## Problem requirements
Copy every line from the records below that holds the word "source".

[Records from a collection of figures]
## start

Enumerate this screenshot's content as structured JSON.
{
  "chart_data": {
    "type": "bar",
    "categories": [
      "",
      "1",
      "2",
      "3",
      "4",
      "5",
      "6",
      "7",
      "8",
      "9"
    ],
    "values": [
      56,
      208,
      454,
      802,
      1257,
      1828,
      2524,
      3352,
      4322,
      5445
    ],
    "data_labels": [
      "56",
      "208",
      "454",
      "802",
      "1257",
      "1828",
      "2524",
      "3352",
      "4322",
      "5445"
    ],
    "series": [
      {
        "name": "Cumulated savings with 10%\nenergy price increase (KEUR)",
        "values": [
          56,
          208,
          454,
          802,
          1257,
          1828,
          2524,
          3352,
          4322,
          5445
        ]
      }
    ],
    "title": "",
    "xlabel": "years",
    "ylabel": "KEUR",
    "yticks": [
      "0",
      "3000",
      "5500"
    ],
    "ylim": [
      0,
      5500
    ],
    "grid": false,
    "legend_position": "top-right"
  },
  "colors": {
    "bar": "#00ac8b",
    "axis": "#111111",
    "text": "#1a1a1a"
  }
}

## end
## start

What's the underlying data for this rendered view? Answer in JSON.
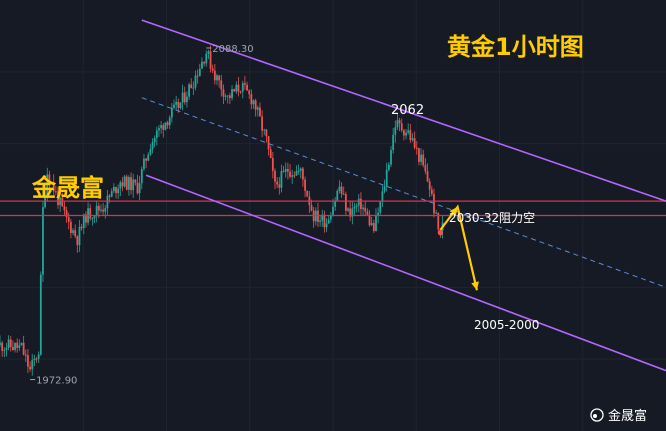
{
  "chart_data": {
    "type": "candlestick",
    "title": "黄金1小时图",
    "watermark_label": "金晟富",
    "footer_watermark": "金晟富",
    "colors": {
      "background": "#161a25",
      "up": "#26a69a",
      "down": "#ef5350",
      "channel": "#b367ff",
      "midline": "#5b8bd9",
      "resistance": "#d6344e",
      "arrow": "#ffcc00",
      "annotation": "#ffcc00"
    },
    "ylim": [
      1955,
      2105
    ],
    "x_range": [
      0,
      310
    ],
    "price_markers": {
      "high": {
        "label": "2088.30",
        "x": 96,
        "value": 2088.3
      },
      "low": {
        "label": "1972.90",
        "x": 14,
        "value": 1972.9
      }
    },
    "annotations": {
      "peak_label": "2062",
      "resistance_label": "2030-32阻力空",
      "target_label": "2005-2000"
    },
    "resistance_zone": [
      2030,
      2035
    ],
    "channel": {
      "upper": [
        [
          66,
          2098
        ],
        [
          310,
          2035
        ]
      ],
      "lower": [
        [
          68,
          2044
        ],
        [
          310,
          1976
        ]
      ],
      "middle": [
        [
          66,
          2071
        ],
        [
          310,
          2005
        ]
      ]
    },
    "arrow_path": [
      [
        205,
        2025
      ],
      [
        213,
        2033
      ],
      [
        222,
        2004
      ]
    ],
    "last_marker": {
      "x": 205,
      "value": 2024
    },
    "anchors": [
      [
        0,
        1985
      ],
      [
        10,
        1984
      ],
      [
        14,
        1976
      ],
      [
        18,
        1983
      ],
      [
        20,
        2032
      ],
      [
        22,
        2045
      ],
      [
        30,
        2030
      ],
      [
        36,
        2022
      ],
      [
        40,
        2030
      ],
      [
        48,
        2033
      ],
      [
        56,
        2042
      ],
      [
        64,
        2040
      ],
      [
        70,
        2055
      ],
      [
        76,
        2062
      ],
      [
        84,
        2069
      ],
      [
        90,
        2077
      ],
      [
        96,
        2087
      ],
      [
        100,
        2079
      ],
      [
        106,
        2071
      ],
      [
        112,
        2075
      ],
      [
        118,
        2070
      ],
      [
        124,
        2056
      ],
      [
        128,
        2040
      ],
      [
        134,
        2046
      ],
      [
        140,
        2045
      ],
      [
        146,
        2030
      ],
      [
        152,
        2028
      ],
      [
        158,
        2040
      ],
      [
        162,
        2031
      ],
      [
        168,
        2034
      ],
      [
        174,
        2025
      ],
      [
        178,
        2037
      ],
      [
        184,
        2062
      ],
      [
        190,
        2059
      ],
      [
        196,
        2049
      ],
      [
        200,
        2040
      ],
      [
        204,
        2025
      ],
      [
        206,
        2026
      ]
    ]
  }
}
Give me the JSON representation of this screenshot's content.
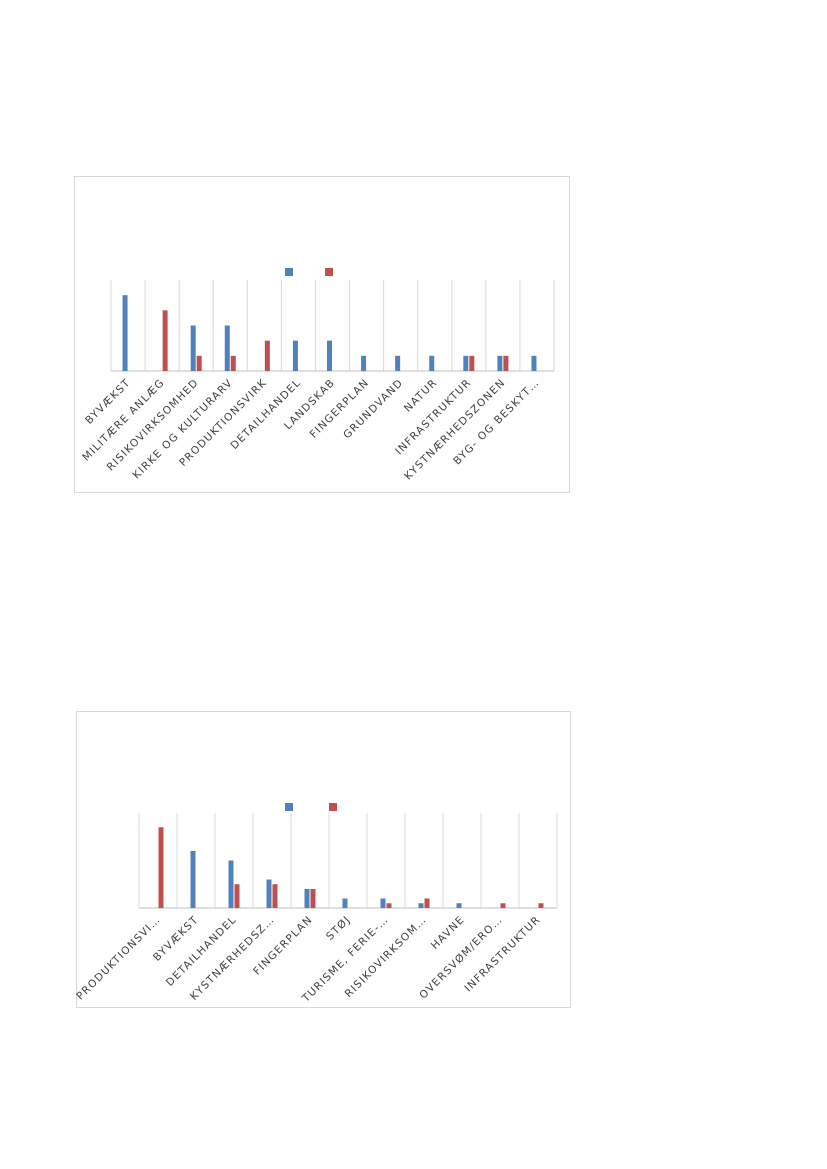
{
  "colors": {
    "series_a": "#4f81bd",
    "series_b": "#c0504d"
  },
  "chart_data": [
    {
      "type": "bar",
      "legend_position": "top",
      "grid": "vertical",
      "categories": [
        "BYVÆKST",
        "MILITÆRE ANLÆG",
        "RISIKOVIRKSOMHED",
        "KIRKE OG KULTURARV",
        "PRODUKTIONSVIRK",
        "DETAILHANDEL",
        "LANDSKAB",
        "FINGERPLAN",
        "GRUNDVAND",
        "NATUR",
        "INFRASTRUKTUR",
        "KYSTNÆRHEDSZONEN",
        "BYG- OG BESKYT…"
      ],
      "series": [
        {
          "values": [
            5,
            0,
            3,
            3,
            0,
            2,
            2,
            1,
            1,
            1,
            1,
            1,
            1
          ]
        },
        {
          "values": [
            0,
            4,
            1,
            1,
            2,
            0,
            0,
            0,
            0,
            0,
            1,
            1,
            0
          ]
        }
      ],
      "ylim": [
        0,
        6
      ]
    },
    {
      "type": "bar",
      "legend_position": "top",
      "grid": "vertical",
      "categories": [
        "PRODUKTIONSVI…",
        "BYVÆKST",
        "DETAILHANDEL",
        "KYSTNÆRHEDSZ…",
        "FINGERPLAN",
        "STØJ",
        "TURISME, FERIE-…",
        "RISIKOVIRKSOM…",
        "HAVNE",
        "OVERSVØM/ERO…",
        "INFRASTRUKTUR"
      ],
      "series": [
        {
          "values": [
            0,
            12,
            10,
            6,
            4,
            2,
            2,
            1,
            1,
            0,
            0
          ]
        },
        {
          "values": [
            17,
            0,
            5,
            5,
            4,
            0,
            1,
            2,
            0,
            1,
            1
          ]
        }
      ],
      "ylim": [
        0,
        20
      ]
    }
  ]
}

## end
## start

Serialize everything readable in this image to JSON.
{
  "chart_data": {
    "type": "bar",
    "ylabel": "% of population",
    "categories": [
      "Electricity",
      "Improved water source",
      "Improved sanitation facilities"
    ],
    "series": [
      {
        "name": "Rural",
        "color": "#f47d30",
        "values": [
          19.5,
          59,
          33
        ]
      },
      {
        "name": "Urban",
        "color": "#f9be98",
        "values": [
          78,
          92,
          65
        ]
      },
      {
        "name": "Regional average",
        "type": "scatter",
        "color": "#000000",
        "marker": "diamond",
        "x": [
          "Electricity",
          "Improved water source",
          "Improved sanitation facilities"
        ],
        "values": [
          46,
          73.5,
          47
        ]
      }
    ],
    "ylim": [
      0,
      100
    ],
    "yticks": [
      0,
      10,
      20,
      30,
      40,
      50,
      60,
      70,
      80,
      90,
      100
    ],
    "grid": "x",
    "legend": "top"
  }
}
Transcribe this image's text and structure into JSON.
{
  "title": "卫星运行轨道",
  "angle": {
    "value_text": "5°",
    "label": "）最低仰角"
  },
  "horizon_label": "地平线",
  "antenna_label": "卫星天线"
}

## end

## Solution for this exercise
      "Improved water source",
          "Improved water source",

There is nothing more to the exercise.